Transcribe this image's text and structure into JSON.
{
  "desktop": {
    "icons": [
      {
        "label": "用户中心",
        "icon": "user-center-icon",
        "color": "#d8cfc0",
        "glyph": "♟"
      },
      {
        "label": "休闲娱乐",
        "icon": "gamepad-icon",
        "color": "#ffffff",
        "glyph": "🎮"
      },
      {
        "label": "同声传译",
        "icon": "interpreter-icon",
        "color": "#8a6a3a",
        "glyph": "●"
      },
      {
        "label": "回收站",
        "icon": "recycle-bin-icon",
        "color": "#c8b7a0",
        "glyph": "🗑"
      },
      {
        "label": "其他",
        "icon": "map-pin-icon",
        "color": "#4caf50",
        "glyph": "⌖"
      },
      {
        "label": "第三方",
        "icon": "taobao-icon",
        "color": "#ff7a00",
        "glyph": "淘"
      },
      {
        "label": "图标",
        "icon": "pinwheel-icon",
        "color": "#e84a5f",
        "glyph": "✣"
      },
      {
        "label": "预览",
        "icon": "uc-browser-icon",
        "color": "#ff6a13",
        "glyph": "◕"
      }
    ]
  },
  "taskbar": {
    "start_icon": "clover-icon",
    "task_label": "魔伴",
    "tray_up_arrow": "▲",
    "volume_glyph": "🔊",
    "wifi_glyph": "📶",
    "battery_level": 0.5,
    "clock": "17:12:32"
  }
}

WRITTEN EXERCISE: Return the material exactly as it stands.

EXERCISE RESPONSE:
Transcribe this image's text and structure into JSON.
{
  "desktop": {
    "icons": [
      {
        "label": "用户中心",
        "icon": "user-center-icon",
        "color": "#d8cfc0",
        "glyph": "♟"
      },
      {
        "label": "休闲娱乐",
        "icon": "gamepad-icon",
        "color": "#ffffff",
        "glyph": "🎮"
      },
      {
        "label": "同声传译",
        "icon": "interpreter-icon",
        "color": "#8a6a3a",
        "glyph": "●"
      },
      {
        "label": "回收站",
        "icon": "recycle-bin-icon",
        "color": "#c8b7a0",
        "glyph": "🗑"
      },
      {
        "label": "其他",
        "icon": "map-pin-icon",
        "color": "#4caf50",
        "glyph": "⌖"
      },
      {
        "label": "第三方",
        "icon": "taobao-icon",
        "color": "#ff7a00",
        "glyph": "淘"
      },
      {
        "label": "图标",
        "icon": "pinwheel-icon",
        "color": "#e84a5f",
        "glyph": "✣"
      },
      {
        "label": "预览",
        "icon": "uc-browser-icon",
        "color": "#ff6a13",
        "glyph": "◕"
      }
    ]
  },
  "taskbar": {
    "start_icon": "clover-icon",
    "task_label": "魔伴",
    "tray_up_arrow": "▲",
    "volume_glyph": "🔊",
    "wifi_glyph": "📶",
    "battery_level": 0.5,
    "clock": "17:12:32"
  }
}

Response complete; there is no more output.